[Figure record listings]
====

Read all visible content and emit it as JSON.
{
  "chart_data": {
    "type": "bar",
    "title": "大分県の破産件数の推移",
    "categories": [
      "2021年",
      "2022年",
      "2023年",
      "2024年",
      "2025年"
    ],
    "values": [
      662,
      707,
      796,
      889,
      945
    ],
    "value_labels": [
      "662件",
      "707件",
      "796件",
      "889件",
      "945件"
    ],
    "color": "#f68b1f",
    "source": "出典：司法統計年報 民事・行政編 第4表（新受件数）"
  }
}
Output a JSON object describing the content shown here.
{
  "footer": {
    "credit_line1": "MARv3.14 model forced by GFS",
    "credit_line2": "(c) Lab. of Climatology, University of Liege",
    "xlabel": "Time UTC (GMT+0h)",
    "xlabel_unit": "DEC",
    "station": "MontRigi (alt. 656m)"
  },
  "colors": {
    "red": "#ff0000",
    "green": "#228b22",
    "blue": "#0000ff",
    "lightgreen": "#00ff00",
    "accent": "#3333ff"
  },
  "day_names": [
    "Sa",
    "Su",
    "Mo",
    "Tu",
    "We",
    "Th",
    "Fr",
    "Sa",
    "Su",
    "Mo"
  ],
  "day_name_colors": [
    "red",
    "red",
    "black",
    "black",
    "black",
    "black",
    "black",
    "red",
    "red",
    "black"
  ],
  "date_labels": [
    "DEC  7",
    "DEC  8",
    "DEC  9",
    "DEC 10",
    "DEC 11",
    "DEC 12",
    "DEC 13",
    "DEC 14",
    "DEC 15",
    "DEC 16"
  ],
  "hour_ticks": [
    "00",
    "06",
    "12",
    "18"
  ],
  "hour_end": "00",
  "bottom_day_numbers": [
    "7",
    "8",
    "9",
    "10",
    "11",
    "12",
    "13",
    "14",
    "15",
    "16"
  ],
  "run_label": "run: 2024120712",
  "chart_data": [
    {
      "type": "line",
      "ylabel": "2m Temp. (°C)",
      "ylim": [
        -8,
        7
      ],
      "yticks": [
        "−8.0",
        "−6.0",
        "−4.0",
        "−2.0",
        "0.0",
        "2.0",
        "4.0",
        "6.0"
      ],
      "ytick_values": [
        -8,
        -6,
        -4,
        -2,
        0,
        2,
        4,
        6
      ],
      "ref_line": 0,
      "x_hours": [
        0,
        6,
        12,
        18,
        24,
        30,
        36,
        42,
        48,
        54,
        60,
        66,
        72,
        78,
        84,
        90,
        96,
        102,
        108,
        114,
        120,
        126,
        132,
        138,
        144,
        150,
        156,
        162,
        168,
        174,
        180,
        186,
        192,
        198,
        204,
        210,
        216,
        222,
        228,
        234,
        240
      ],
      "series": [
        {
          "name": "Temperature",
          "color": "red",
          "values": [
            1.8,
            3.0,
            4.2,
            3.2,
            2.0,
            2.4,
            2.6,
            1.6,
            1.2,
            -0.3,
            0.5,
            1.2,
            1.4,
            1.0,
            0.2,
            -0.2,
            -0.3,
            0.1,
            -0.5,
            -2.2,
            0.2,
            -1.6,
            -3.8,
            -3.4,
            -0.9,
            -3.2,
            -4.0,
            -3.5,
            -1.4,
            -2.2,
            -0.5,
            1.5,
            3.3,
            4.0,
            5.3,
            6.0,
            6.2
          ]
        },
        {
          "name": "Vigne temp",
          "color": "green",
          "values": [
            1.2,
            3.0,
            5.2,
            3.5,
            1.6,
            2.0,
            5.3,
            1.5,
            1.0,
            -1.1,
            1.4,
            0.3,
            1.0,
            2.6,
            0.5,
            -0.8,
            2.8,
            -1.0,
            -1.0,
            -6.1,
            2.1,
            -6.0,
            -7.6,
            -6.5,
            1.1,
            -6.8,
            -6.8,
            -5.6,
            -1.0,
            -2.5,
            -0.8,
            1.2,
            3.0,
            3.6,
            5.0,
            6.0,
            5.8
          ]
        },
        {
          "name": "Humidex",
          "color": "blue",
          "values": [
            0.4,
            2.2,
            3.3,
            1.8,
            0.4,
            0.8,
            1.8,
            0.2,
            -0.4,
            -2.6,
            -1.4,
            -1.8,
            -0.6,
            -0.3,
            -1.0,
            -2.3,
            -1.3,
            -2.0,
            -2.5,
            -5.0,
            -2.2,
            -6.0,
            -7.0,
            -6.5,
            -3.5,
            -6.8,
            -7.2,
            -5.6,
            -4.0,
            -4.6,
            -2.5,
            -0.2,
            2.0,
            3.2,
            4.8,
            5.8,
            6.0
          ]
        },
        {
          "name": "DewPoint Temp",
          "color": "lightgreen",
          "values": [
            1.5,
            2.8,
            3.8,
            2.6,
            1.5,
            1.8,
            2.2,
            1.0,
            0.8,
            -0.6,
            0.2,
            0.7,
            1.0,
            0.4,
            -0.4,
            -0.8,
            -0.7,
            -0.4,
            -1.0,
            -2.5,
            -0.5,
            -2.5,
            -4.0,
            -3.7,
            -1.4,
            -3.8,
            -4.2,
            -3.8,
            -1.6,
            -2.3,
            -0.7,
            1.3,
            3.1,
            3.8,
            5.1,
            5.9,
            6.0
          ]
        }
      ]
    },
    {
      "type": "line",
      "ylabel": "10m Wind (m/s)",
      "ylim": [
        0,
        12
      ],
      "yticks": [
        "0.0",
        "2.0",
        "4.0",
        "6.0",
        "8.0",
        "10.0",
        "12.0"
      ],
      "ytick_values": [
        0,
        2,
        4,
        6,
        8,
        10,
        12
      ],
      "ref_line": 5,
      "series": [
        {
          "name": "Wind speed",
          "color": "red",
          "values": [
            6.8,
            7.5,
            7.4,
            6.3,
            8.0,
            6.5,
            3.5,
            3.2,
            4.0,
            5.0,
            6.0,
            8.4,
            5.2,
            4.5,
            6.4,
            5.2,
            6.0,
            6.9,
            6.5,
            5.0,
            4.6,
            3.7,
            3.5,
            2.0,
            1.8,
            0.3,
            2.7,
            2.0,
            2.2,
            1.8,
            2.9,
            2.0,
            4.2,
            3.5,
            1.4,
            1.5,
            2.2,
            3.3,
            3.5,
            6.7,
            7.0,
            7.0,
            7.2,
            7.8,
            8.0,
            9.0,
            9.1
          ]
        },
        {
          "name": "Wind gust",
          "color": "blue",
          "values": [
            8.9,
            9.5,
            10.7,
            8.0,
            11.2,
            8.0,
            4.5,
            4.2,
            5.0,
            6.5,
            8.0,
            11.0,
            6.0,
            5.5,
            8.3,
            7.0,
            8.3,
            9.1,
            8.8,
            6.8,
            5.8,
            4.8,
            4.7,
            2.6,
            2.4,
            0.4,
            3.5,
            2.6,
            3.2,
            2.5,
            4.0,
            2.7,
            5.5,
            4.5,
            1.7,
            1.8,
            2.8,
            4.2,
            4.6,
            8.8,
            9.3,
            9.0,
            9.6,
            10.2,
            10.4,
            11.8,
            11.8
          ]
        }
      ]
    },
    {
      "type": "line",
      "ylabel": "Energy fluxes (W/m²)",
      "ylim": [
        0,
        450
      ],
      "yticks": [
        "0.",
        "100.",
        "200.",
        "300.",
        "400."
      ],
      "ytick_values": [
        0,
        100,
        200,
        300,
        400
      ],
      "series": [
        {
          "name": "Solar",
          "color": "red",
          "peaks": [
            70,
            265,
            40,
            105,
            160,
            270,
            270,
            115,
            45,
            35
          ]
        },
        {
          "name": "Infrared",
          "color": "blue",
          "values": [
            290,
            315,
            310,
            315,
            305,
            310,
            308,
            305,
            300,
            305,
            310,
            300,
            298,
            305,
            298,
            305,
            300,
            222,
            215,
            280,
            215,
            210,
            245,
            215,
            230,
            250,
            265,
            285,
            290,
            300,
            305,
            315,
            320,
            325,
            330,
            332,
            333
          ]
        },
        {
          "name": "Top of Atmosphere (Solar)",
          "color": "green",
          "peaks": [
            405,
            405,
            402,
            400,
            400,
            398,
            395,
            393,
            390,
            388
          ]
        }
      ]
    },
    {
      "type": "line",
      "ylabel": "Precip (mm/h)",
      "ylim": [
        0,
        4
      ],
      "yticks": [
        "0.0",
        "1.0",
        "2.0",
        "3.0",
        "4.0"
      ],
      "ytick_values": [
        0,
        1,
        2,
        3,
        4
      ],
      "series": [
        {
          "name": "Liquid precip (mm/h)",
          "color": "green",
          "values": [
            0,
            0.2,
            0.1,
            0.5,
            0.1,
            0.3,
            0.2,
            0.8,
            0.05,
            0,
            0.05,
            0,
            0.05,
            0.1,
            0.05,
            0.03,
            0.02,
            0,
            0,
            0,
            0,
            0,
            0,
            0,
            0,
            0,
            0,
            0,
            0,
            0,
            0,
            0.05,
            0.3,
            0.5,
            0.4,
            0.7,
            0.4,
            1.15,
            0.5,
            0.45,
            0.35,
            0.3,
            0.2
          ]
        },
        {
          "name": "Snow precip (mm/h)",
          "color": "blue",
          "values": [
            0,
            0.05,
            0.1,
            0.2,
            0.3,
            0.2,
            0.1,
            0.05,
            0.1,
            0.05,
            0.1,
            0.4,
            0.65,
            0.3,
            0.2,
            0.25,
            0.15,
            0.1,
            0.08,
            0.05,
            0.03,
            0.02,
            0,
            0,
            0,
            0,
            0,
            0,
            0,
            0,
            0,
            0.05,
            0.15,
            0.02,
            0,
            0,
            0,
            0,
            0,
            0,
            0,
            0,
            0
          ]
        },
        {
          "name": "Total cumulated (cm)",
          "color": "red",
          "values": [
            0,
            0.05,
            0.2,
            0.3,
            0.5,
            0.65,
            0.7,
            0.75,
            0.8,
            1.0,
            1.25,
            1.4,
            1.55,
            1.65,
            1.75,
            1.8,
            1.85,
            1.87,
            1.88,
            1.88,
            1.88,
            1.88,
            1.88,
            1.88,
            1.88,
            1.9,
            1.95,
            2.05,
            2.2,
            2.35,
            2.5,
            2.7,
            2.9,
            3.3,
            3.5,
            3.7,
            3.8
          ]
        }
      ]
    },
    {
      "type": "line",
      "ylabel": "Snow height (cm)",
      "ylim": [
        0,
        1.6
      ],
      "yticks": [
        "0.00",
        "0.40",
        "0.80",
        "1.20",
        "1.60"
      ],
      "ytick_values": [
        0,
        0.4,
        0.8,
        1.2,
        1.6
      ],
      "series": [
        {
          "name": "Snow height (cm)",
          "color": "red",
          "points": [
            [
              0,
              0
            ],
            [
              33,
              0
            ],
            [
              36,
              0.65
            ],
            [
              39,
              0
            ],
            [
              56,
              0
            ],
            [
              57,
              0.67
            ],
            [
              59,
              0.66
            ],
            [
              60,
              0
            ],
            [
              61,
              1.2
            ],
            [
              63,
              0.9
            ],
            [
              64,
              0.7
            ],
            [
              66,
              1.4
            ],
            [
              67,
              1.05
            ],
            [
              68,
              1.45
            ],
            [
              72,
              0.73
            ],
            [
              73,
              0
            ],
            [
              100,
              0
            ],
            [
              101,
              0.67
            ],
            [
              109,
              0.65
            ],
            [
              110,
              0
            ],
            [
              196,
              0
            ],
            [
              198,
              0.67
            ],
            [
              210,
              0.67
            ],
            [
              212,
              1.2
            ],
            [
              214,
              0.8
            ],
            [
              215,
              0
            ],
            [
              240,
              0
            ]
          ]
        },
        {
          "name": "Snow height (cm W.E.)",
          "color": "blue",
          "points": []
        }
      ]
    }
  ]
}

====

Filter for "JSON". Return all lines that hold it.

RESULT ->
Read all visible content and emit it as JSON.
Output a JSON object describing the content shown here.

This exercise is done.